#### Challenge
Check each line for the string "this", then give only how many lines have it.

- - - -

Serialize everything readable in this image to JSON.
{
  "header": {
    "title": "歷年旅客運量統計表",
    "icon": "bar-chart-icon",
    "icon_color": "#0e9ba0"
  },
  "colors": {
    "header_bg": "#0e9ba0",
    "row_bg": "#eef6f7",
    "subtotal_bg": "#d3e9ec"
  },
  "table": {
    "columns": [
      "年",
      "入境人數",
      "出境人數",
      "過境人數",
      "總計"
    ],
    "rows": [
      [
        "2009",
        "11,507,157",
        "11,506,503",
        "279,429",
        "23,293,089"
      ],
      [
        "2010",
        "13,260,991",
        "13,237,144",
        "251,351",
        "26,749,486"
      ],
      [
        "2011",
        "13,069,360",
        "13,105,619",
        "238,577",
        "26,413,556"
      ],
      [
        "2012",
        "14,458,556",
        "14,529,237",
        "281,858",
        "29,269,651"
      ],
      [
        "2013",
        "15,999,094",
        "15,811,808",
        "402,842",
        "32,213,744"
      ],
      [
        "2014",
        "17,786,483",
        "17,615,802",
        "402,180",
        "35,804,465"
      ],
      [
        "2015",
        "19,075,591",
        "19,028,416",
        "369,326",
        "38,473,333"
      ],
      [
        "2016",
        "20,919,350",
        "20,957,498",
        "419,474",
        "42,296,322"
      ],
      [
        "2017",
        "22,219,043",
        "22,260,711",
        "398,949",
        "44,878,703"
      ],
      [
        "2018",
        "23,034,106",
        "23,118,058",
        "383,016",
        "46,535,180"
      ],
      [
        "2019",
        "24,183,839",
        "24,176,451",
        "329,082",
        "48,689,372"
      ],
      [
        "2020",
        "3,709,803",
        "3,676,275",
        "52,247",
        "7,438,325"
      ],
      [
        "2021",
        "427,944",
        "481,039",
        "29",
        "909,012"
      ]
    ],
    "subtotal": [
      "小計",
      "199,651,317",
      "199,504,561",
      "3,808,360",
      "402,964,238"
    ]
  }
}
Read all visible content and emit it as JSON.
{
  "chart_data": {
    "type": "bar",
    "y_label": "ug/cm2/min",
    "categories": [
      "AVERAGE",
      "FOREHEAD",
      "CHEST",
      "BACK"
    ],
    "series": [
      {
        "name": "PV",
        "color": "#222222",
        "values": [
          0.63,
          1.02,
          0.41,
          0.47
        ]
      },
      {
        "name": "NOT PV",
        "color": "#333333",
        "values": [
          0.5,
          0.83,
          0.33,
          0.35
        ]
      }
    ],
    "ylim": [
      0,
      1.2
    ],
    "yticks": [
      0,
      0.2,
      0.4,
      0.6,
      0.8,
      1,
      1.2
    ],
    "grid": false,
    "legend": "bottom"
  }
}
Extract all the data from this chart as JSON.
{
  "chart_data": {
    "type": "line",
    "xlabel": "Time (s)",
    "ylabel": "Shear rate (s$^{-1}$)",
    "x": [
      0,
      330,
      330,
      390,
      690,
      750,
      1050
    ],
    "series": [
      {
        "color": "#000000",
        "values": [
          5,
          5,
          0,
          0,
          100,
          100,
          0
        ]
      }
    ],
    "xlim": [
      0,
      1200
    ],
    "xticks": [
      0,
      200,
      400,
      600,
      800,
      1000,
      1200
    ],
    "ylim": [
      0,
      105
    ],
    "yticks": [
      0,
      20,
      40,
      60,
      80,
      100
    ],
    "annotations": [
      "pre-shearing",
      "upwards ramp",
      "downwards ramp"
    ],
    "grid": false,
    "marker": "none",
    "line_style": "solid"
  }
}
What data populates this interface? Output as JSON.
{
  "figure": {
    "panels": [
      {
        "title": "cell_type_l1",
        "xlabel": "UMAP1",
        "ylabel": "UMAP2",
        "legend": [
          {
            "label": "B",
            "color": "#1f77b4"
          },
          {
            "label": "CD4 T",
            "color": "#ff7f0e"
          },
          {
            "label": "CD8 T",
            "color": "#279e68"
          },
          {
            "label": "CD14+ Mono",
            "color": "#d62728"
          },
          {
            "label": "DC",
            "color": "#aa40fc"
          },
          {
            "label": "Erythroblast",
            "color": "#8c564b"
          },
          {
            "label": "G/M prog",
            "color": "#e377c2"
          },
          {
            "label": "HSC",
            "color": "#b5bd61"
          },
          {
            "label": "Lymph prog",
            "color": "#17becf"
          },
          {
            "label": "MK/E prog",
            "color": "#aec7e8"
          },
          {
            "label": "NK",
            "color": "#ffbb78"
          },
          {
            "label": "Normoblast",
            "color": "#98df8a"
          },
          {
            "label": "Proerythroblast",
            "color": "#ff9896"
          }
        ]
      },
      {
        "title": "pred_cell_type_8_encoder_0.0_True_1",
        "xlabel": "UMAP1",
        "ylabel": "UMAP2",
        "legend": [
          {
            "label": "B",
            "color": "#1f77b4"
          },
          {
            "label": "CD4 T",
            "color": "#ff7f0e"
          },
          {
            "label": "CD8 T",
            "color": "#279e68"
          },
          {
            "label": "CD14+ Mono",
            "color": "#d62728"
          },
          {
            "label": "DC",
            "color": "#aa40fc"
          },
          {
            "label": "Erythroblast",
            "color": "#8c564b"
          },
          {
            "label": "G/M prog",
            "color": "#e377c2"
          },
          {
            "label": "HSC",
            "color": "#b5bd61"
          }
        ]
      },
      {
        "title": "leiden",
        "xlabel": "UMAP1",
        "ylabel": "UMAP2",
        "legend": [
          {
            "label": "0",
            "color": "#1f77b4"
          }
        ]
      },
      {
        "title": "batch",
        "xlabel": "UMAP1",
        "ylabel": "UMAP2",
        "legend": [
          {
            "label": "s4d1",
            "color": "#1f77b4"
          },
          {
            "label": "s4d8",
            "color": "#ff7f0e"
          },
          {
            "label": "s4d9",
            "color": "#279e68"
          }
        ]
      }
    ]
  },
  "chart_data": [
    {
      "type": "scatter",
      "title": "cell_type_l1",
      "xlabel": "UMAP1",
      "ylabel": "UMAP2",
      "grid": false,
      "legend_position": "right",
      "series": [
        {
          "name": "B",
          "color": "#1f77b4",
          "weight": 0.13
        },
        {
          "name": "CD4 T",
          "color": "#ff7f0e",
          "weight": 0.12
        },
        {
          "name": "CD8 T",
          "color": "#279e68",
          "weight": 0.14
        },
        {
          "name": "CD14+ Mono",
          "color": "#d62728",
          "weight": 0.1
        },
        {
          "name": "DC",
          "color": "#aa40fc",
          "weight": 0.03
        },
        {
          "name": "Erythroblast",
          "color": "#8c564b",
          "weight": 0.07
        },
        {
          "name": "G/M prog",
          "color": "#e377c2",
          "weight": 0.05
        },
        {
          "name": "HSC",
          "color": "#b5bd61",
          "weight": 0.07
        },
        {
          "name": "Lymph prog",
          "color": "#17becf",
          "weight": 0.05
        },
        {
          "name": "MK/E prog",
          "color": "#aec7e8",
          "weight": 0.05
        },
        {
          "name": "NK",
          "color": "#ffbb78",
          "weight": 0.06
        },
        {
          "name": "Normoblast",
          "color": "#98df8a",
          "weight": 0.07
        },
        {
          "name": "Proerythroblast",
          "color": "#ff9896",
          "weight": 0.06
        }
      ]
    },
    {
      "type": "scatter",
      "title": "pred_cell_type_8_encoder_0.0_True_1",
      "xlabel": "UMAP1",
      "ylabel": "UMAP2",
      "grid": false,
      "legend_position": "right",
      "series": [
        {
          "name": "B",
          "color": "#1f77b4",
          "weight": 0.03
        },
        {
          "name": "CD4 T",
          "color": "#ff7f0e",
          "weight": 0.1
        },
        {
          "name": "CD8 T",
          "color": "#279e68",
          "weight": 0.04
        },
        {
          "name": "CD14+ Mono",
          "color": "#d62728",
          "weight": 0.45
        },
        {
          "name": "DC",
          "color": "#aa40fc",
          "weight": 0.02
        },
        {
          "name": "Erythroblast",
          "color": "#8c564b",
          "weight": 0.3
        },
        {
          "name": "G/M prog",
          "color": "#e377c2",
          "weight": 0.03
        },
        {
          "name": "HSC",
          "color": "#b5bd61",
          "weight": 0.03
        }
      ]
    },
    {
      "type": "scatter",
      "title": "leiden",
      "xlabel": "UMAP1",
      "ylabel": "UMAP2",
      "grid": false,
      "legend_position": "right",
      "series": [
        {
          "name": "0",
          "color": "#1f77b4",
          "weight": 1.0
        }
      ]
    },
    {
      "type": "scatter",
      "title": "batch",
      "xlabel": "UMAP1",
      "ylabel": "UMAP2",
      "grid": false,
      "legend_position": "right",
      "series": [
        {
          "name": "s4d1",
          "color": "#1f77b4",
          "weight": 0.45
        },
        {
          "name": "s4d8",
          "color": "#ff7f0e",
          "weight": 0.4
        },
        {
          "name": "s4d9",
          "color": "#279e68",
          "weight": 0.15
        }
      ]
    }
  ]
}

- - - -

#### Written response
3